**Goal:** Seek out every line containing the word "DIARIO", and copy each.

[Rows from a dataset]
=======

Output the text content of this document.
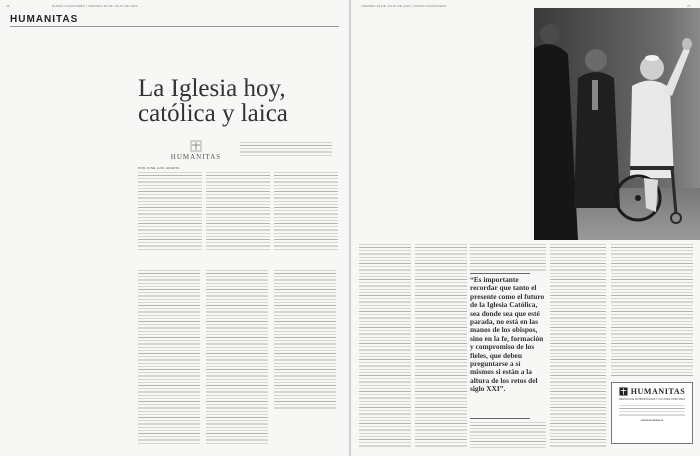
46	DIARIO FINANCIERO | VIERNES 29 DE JULIO DE 2022
HUMANITAS
La Iglesia hoy,
católica y laica
HUMANITAS
POR JOSÉ LUIS HUERTA
VIERNES 29 DE JULIO DE 2022 | DIARIO FINANCIERO	47
“Es importante recordar que tanto el presente como el futuro de la Iglesia Católica, sea donde sea que esté parada, no está en las manos de los obispos, sino en la fe, formación y compromiso de los fieles, que deben preguntarse a sí mismos si están a la altura de los retos del siglo XXI”.	HUMANITAS
REVISTA DE ANTROPOLOGÍA Y CULTURA CRISTIANA
www.humanitas.cl
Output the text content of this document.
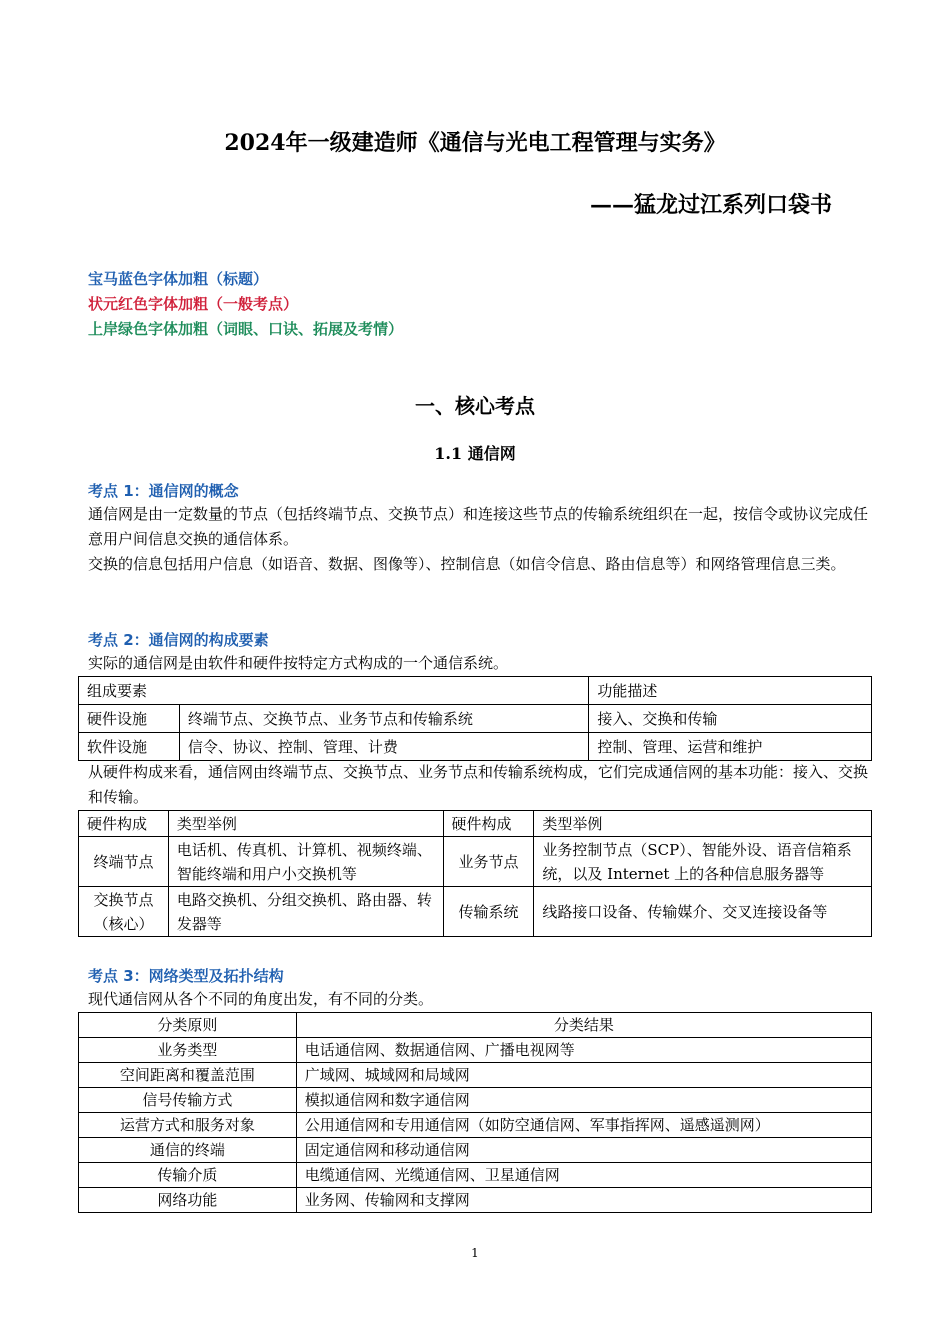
2024年一级建造师《通信与光电工程管理与实务》
——猛龙过江系列口袋书
宝马蓝色字体加粗（标题）
状元红色字体加粗（一般考点）
上岸绿色字体加粗（词眼、口诀、拓展及考情）
一、核心考点
1.1 通信网
考点 1：通信网的概念
通信网是由一定数量的节点（包括终端节点、交换节点）和连接这些节点的传输系统组织在一起，按信令或协议完成任意用户间信息交换的通信体系。
交换的信息包括用户信息（如语音、数据、图像等）、控制信息（如信令信息、路由信息等）和网络管理信息三类。
考点 2：通信网的构成要素
实际的通信网是由软件和硬件按特定方式构成的一个通信系统。
组成要素		功能描述
硬件设施	终端节点、交换节点、业务节点和传输系统	接入、交换和传输
软件设施	信令、协议、控制、管理、计费	控制、管理、运营和维护
从硬件构成来看，通信网由终端节点、交换节点、业务节点和传输系统构成，它们完成通信网的基本功能：接入、交换和传输。
硬件构成	类型举例	硬件构成	类型举例
终端节点	电话机、传真机、计算机、视频终端、智能终端和用户小交换机等	业务节点	业务控制节点（SCP）、智能外设、语音信箱系统，以及 Internet 上的各种信息服务器等
交换节点（核心）	电路交换机、分组交换机、路由器、转发器等	传输系统	线路接口设备、传输媒介、交叉连接设备等
考点 3：网络类型及拓扑结构
现代通信网从各个不同的角度出发，有不同的分类。
分类原则	分类结果
业务类型	电话通信网、数据通信网、广播电视网等
空间距离和覆盖范围	广域网、城域网和局域网
信号传输方式	模拟通信网和数字通信网
运营方式和服务对象	公用通信网和专用通信网（如防空通信网、军事指挥网、遥感遥测网）
通信的终端	固定通信网和移动通信网
传输介质	电缆通信网、光缆通信网、卫星通信网
网络功能	业务网、传输网和支撑网
1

=======

**Task solution:**
46	DIARIO FINANCIERO | VIERNES 29 DE JULIO DE 2022
VIERNES 29 DE JULIO DE 2022 | DIARIO FINANCIERO	47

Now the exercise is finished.